§ **Problem to work on**:
Extend the passage on clinical trial endpoints for MetALD, picking up right after its final sentence.

§ **Supplied text**:

-=-=-

In MASLD and ALD, universally accepted endpoints have been defined that may be extrapolated to MetALD. In this context, the reduction in liver-related mortality, overall mortality, hepatic decompensation, HCC, and liver-related events may represent clinical outcomes relevant to clinical trials targeting MetALD[71,73]. Liver histology has long been considered the gold standard; however, it is associated with complications and is a more invasive procedure, which limits its use in clinical trials[75,76]. In MASLD and ALD, endpoints primarily involving assessments of fibrosis, steatosis, and hepatic inflammation should also be considered and are applicable to patients with MetALD[77]. However, measures of steatosis and hepatic inflammation are less reliable predictors of disease trajectory because of their dynamic nature and susceptibility to external influences, particularly alcohol intake[79].
Noninvasive tools for evaluating fibrosis have largely replaced liver histology as the primary endpoint, supported by robust evidence linking advanced fibrosis to adverse clinical outcomes, including liver-related mortality. Thus, improvement in the fibrosis stage or stabilization without progression are considered clinically meaningful endpoints[80]. Multiple noninvasive methodologies are available for fibrosis assessment, including serum biomarkers such as the ELF test and FIB-4, techniques for measuring liver stiffness such as VCTE, and imaging modalities such as ultrasound elastography and MRE. Although MRE has a high sensitivity for the early detection of fibrosis, its widespread clinical application remains limited. While VCTE and MRE are well-validated in MASLD, data on their performance in MetALD are scarce[78]. In this regard, and given the good performance of noninvasive tools for fibrosis evaluation, improvement in fibrosis and avoidance of liver disease progression could be considered candidate surrogate endpoints in patients with MetALD.
In trials enrolling participants with ongoing alcohol consumption, the incorporation of biomarkers to objectively assess alcohol intake may be critical for endpoint definitions. For instance, PEth levels provide a sensitive and specific measure of recent alcohol exposure and could aid in distinguishing alcohol-related from non-alcohol-related liver injury, thus offering potential value in MetALD clinical studies[72]. Nonetheless, the identification of biomarkers suitable for clinical trial endpoints requires careful consideration of factors, including availability, cost, and interactions with alcohol metabolism and metabolic comorbidities. Given the accelerated progression to fibrosis characteristic of MetALD, biomarkers selected for study endpoints should demonstrate sensitivity for early fibrosis detection and responsiveness to change, enabling timely, meaningful intervention. Details such as how often PEth is measured, which PEth thresholds define adherence, and how we resolve conflicting PEth/EtG results are based on our expert recommendations, because standardized rules for MetALD are not yet established.
Given that MetALD encompasses a spectrum ranging from steatosis to cirrhosis, it is also necessary to consider the outcomes of patients with compensated advanced chronic liver disease (cACLD) within MetALD. In this context, we suggest that surrogate endpoints proposed in other settings, such as the hepatic venous pressure gradient (HVPG), criteria for clinically significant portal hypertension, and changes in the Model for End-Stage Liver Disease (MELD) or MELD 3.0 scores, could also be considered relevant outcomes in MetALD[74,81].

-=-=-

§ **Document structure recognition data**:
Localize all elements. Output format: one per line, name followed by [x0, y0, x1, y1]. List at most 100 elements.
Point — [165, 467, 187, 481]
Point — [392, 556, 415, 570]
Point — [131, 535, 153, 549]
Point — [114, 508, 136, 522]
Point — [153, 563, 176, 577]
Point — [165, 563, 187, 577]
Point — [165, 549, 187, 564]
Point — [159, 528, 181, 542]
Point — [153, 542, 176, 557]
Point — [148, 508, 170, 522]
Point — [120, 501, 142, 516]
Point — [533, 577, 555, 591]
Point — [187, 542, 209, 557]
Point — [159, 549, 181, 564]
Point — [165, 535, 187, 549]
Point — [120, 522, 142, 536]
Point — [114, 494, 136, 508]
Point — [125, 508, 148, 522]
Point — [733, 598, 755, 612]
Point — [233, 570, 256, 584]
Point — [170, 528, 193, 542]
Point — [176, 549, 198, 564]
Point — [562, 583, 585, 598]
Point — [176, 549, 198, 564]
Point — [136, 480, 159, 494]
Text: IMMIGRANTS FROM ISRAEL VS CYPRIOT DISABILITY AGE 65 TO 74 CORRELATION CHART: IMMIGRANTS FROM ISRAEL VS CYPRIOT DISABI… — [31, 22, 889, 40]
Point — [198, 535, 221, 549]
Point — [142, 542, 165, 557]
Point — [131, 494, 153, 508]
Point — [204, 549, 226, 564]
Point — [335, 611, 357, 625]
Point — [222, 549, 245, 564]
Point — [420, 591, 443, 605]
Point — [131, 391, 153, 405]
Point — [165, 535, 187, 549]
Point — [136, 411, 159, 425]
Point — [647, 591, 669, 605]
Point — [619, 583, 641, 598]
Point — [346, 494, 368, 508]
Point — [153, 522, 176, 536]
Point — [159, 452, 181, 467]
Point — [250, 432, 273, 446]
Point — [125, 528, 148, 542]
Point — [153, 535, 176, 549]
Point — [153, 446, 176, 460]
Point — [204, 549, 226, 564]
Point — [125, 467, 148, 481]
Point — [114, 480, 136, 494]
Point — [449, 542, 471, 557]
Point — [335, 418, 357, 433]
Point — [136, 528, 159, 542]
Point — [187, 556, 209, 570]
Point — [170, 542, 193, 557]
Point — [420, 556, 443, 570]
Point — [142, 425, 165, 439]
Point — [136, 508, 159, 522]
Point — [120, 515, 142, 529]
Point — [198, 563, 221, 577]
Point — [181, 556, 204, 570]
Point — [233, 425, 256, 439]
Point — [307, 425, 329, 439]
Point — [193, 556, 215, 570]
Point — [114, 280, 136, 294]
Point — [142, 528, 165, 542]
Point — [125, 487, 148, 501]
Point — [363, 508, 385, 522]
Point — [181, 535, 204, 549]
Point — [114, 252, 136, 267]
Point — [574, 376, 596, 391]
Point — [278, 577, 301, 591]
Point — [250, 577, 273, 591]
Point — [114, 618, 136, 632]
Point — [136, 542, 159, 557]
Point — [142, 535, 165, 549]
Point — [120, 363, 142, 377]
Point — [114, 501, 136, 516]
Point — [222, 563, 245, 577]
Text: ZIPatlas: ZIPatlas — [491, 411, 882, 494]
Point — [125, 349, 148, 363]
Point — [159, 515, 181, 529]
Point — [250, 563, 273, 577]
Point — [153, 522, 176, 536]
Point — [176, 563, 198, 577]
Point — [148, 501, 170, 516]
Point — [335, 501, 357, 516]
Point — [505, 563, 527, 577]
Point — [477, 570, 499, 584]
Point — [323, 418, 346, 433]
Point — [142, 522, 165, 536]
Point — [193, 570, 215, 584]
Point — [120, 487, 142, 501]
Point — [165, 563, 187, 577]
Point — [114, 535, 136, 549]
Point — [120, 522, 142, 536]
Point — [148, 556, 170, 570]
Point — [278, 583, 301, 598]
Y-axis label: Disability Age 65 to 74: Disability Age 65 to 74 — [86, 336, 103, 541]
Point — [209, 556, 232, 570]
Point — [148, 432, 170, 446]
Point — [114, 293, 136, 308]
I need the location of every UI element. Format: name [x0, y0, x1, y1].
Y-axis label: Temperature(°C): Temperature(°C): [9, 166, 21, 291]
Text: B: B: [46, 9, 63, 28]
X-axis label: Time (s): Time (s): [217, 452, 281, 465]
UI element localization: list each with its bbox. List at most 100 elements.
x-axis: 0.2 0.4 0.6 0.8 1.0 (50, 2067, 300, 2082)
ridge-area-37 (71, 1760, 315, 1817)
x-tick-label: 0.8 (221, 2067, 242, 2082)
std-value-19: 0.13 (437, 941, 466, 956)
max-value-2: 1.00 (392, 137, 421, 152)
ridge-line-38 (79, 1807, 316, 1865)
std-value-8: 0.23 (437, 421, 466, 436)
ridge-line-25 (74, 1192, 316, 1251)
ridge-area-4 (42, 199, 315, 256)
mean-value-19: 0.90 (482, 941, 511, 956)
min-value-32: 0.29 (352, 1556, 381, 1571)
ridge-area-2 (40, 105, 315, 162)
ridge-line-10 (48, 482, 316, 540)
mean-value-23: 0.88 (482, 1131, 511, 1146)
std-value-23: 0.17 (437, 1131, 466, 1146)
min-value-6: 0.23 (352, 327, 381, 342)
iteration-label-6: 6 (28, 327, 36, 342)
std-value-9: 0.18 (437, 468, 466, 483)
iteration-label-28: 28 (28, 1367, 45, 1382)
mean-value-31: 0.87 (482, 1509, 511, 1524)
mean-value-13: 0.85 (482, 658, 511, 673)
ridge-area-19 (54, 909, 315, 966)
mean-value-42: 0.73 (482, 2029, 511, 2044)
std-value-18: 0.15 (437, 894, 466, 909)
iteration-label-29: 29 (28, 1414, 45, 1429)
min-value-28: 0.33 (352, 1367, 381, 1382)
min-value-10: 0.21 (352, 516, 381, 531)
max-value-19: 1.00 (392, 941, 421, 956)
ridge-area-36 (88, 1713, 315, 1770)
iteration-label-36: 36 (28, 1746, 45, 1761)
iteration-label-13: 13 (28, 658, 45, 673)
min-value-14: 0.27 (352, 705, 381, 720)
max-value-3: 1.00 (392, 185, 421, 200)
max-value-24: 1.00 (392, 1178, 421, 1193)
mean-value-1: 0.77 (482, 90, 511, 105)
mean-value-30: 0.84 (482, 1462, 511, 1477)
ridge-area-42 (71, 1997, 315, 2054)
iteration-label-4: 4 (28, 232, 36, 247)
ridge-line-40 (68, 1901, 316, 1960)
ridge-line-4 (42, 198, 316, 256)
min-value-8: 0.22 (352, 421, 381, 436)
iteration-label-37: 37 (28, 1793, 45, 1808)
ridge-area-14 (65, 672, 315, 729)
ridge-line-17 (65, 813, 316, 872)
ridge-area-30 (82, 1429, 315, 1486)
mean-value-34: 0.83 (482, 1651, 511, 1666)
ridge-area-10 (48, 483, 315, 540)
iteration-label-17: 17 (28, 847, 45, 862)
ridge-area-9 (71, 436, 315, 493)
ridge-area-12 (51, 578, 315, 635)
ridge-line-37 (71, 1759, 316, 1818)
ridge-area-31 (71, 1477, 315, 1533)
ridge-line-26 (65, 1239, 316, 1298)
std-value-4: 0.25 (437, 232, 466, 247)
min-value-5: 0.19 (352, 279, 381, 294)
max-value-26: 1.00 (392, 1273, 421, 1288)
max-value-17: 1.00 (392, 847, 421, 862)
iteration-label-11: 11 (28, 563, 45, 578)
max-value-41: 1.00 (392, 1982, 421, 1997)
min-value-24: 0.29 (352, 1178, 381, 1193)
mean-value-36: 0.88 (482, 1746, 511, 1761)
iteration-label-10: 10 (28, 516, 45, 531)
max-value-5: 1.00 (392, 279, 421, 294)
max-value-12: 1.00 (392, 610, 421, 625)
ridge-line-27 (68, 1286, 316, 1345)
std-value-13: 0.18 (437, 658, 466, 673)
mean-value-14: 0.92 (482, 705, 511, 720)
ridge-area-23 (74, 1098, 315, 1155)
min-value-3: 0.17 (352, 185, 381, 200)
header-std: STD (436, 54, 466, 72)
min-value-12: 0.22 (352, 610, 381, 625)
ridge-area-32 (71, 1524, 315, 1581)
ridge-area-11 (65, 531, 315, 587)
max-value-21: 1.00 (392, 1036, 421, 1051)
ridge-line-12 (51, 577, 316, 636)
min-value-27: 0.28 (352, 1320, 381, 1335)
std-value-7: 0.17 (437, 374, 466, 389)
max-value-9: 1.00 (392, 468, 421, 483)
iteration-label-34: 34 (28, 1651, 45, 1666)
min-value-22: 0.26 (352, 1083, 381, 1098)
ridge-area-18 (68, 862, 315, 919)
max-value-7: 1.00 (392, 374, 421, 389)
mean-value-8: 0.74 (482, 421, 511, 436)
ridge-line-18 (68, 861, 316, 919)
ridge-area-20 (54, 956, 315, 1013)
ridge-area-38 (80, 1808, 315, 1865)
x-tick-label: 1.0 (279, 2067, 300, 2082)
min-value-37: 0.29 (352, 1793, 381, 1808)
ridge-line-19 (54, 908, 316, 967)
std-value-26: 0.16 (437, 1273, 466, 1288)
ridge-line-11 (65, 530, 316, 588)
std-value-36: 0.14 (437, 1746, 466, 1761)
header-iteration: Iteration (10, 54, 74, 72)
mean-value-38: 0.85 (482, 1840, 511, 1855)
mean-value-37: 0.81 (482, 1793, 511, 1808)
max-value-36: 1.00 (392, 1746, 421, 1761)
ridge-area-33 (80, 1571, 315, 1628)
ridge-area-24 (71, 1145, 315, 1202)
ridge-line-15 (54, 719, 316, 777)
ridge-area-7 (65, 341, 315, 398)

-=-=-

§ **Result of the exercise**:
Emerging therapies
While various treatments are being developed for MASLD and ALD, with varying levels of success, this review focuses on a few significant therapies relevant to MetALD to address metabolic dysfunction and alcohol-induced injury. For clinical researchers, these therapies present unique challenges in terms of endpoint selection and patient stratification. Although no treatments have been officially approved specifically for MetALD, several drugs are under investigation for their potential benefits in this context.
Incretin-based therapies, particularly GLP-1 receptor agonists such as semaglutide and liraglutide, target multiple aspects of MetALD by improving metabolic parameters and reducing alcohol cravings[82-84]. Early studies with liraglutide, in a 48-week phase 2 trial including 52 UK patients, achieved histological resolution of non-alcoholic steatohepatitis (NASH) without fibrosis worsening in 39% of participants[84]. Subsequently, semaglutide, in a phase 3 trial, demonstrated significant improvement in NASH-related fibrosis, with 59% of patients with F2-F3 fibrosis achieving NASH resolution without fibrosis progression[82,83]. Furthermore, semaglutide provides cardiovascular benefits, reducing major adverse cardiovascular events by 20% in non-diabetic individuals with obesity (SELECT trial) and by 26% in patients with type 2 diabetes (SUSTAIN-6 trial)[85,86]. Nevertheless, its anti-fibrotic efficacy remains uncertain, as a 48-week trial including 71 patients with compensated cirrhosis did not significantly improve fibrosis or achieve NASH resolution[87].
Other dual or triple agonists, including tirzepatide, survodutide, pemvidutide, and retatrutide, have shown promising results in resolving MASH and promoting weight loss, making them compelling candidates for MetALD[88-91].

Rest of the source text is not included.